▶ _THE EXERCISE_: Every line of the material that follows must be printed again exactly.
-*-
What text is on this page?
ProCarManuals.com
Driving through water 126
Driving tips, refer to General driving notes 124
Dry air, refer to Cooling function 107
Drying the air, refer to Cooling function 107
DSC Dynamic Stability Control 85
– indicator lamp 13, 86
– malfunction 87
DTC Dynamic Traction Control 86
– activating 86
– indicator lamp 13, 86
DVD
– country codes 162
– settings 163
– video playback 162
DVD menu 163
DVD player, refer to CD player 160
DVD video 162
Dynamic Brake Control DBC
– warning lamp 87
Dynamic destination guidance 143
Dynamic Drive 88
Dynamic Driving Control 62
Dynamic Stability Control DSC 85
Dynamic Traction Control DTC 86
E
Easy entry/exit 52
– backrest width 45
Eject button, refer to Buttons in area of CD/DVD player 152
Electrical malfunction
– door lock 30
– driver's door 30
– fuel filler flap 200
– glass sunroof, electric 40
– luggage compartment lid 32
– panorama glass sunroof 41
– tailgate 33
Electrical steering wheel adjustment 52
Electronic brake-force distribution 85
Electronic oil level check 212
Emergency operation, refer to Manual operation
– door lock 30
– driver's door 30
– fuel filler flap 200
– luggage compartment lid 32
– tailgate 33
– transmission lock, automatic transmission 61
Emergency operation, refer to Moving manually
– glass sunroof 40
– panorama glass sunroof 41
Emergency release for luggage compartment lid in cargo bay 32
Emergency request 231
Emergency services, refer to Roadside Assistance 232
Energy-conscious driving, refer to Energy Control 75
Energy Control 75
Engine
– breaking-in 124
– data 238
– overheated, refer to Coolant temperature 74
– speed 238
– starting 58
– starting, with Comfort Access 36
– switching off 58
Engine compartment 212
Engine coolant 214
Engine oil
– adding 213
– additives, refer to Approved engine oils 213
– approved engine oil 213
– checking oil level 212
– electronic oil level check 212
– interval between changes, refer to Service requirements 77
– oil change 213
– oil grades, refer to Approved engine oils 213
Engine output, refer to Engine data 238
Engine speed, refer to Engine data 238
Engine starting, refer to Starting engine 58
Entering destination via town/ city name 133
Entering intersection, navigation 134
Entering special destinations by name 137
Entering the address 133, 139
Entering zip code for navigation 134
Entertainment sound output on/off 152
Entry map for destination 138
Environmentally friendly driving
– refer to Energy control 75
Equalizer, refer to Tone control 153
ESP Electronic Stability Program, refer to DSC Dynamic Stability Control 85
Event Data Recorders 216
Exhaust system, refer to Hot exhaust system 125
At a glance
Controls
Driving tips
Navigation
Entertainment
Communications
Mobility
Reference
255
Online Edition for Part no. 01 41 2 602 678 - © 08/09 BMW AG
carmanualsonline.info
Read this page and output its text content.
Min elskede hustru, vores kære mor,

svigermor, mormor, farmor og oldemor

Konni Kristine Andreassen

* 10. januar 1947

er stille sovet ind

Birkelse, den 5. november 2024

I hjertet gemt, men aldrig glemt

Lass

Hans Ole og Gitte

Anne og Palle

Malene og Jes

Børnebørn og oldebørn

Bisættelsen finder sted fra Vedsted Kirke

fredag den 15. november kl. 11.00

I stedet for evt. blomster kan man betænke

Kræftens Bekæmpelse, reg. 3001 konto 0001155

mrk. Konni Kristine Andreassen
-*-
▶ _COMPLETE ANSWER_:
What text is on this page?
ProCarManuals.com
Driving through water 126
Driving tips, refer to General driving notes 124
Dry air, refer to Cooling function 107
Drying the air, refer to Cooling function 107
DSC Dynamic Stability Control 85
– indicator lamp 13, 86
– malfunction 87
DTC Dynamic Traction Control 86
– activating 86
– indicator lamp 13, 86
DVD
– country codes 162
– settings 163
– video playback 162
DVD menu 163
DVD player, refer to CD player 160
DVD video 162
Dynamic Brake Control DBC
– warning lamp 87
Dynamic destination guidance 143
Dynamic Drive 88
Dynamic Driving Control 62
Dynamic Stability Control DSC 85
Dynamic Traction Control DTC 86
E
Easy entry/exit 52
– backrest width 45
Eject button, refer to Buttons in area of CD/DVD player 152
Electrical malfunction
– door lock 30
– driver's door 30
– fuel filler flap 200
– glass sunroof, electric 40
– luggage compartment lid 32
– panorama glass sunroof 41
– tailgate 33
Electrical steering wheel adjustment 52
Electronic brake-force distribution 85
Electronic oil level check 212
Emergency operation, refer to Manual operation
– door lock 30
– driver's door 30
– fuel filler flap 200
– luggage compartment lid 32
– tailgate 33
– transmission lock, automatic transmission 61
Emergency operation, refer to Moving manually
– glass sunroof 40
– panorama glass sunroof 41
Emergency release for luggage compartment lid in cargo bay 32
Emergency request 231
Emergency services, refer to Roadside Assistance 232
Energy-conscious driving, refer to Energy Control 75
Energy Control 75
Engine
– breaking-in 124
– data 238
– overheated, refer to Coolant temperature 74
– speed 238
– starting 58
– starting, with Comfort Access 36
– switching off 58
Engine compartment 212
Engine coolant 214
Engine oil
– adding 213
– additives, refer to Approved engine oils 213
– approved engine oil 213
– checking oil level 212
– electronic oil level check 212
– interval between changes, refer to Service requirements 77
– oil change 213
– oil grades, refer to Approved engine oils 213
Engine output, refer to Engine data 238
Engine speed, refer to Engine data 238
Engine starting, refer to Starting engine 58
Entering destination via town/ city name 133
Entering intersection, navigation 134
Entering special destinations by name 137
Entering the address 133, 139
Entering zip code for navigation 134
Entertainment sound output on/off 152
Entry map for destination 138
Environmentally friendly driving
– refer to Energy control 75
Equalizer, refer to Tone control 153
ESP Electronic Stability Program, refer to DSC Dynamic Stability Control 85
Event Data Recorders 216
Exhaust system, refer to Hot exhaust system 125
At a glance
Controls
Driving tips
Navigation
Entertainment
Communications
Mobility
Reference
255
Online Edition for Part no. 01 41 2 602 678 - © 08/09 BMW AG
carmanualsonline.info
Read this page and output its text content.
Min elskede hustru, vores kære mor,

svigermor, mormor, farmor og oldemor

Konni Kristine Andreassen

* 10. januar 1947

er stille sovet ind

Birkelse, den 5. november 2024

I hjertet gemt, men aldrig glemt

Lass

Hans Ole og Gitte

Anne og Palle

Malene og Jes

Børnebørn og oldebørn

Bisættelsen finder sted fra Vedsted Kirke

fredag den 15. november kl. 11.00

I stedet for evt. blomster kan man betænke

Kræftens Bekæmpelse, reg. 3001 konto 0001155

mrk. Konni Kristine Andreassen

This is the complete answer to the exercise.